**What is asked**
Records follow. Pull out every line that contains "text".

**Material for this exercise**
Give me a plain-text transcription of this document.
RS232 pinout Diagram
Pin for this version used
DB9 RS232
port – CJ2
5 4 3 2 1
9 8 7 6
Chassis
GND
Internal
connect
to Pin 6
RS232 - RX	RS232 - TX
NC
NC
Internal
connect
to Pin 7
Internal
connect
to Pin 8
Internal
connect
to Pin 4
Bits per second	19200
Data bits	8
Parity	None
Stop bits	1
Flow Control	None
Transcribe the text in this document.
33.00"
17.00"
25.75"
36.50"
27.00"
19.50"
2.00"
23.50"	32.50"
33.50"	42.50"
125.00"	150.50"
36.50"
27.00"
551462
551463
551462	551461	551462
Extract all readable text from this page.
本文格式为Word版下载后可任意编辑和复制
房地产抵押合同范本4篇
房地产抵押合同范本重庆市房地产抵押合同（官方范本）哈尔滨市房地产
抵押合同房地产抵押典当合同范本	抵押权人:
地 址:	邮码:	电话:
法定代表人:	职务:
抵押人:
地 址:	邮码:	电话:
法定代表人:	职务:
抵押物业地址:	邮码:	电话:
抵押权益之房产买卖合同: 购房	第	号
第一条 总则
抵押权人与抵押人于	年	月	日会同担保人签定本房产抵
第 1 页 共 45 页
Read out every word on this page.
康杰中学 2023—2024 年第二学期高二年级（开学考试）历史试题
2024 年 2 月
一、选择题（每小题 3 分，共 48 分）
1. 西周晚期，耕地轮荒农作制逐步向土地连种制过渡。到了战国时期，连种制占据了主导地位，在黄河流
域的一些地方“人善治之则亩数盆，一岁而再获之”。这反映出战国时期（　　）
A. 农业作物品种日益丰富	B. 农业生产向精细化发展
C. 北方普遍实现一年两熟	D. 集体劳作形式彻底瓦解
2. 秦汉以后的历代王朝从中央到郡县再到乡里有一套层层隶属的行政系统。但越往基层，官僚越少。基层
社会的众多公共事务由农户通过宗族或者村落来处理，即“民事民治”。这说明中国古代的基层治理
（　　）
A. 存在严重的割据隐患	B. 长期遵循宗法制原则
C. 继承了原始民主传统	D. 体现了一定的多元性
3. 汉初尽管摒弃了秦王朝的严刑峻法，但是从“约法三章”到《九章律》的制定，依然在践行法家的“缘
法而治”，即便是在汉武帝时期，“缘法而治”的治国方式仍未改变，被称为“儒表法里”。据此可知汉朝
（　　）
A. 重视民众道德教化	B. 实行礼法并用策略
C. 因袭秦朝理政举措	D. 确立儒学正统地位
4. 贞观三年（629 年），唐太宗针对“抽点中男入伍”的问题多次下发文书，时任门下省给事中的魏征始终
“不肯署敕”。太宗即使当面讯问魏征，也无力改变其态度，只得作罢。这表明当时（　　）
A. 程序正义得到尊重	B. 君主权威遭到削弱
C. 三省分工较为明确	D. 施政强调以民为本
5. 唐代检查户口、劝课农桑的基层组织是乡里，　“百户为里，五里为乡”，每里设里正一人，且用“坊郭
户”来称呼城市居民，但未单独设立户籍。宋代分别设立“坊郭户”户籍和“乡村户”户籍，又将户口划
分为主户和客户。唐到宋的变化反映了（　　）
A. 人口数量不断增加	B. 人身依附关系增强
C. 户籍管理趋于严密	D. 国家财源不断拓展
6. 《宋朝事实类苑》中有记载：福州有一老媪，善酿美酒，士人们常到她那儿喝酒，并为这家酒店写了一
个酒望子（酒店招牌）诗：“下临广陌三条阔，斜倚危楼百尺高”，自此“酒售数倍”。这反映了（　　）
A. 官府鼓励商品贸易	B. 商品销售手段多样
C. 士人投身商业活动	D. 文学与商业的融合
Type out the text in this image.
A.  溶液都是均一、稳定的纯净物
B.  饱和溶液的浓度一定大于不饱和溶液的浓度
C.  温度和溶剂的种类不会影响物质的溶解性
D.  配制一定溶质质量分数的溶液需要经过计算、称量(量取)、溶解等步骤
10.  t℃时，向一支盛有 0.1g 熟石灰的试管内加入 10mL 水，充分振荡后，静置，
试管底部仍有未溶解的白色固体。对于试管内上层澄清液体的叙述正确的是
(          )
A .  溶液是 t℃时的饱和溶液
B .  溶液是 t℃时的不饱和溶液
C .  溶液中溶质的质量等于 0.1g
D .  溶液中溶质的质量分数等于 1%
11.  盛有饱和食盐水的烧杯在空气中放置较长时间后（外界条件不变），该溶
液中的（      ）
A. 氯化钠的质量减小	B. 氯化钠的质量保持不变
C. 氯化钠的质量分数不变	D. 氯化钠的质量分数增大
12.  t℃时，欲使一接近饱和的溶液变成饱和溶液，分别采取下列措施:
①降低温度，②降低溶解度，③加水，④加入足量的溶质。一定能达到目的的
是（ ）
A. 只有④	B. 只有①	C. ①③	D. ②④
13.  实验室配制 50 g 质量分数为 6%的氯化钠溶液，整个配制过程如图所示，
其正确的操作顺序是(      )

**Exercise answer**
Give me a plain-text transcription of this document.
Transcribe the text in this document.
Extract all readable text from this page.
Type out the text in this image.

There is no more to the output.